[begin MATERIAL TO PROCESS]
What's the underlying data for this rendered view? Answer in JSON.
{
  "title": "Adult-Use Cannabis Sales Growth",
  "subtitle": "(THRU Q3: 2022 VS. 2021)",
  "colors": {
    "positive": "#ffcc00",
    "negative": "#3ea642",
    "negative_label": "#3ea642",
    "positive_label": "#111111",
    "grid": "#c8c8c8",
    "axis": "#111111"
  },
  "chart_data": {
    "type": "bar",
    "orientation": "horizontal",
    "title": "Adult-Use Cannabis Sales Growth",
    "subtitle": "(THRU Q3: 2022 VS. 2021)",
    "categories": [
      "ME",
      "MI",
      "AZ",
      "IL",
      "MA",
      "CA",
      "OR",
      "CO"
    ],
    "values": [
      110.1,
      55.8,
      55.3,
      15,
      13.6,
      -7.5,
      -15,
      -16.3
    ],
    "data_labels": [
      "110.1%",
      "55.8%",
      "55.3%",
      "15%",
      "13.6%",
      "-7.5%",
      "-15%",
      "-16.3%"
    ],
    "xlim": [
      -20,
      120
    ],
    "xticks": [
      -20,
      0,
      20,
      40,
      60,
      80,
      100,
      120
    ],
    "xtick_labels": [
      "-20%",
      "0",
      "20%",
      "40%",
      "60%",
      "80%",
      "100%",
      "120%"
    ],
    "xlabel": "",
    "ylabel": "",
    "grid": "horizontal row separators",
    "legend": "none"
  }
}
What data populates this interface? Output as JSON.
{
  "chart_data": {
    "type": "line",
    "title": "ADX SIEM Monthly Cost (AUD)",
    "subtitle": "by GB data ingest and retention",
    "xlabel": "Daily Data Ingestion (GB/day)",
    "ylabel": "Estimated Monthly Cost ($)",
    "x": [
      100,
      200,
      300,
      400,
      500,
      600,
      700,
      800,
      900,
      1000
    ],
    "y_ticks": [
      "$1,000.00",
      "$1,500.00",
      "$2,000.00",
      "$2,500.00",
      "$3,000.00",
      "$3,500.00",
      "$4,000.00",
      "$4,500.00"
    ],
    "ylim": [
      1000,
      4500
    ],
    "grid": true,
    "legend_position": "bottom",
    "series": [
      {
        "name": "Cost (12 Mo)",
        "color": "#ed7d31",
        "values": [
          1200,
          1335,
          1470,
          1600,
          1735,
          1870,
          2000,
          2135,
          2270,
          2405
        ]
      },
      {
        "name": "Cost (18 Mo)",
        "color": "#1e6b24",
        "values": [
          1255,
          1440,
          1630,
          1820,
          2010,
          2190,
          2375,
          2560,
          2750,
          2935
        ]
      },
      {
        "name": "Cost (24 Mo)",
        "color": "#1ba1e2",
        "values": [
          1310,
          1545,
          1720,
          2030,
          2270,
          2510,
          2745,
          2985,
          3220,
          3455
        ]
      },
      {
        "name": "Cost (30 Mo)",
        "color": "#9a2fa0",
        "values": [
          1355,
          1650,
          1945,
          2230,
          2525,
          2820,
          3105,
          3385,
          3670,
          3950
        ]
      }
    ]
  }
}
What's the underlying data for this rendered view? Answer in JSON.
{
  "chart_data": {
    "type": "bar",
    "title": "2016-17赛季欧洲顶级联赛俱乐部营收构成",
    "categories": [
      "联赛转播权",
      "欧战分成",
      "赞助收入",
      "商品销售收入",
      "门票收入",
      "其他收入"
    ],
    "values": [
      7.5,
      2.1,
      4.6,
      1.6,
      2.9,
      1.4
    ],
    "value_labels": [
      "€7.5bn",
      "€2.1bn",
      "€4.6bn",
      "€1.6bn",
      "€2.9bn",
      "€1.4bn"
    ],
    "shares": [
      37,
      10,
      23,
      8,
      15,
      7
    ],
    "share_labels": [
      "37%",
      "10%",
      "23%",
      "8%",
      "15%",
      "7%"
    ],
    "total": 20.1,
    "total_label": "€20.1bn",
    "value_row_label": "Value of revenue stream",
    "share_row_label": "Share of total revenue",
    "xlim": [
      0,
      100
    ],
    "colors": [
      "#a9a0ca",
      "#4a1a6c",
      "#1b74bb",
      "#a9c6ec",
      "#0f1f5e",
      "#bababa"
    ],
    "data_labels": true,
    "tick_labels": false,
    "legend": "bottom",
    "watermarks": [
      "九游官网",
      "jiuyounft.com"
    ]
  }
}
[end MATERIAL TO PROCESS]
Where a line in the entries holds "ylabel", copy that line.

* [CORRECT ANSWER]:
    "ylabel": "",
    "ylabel": "Estimated Monthly Cost ($)",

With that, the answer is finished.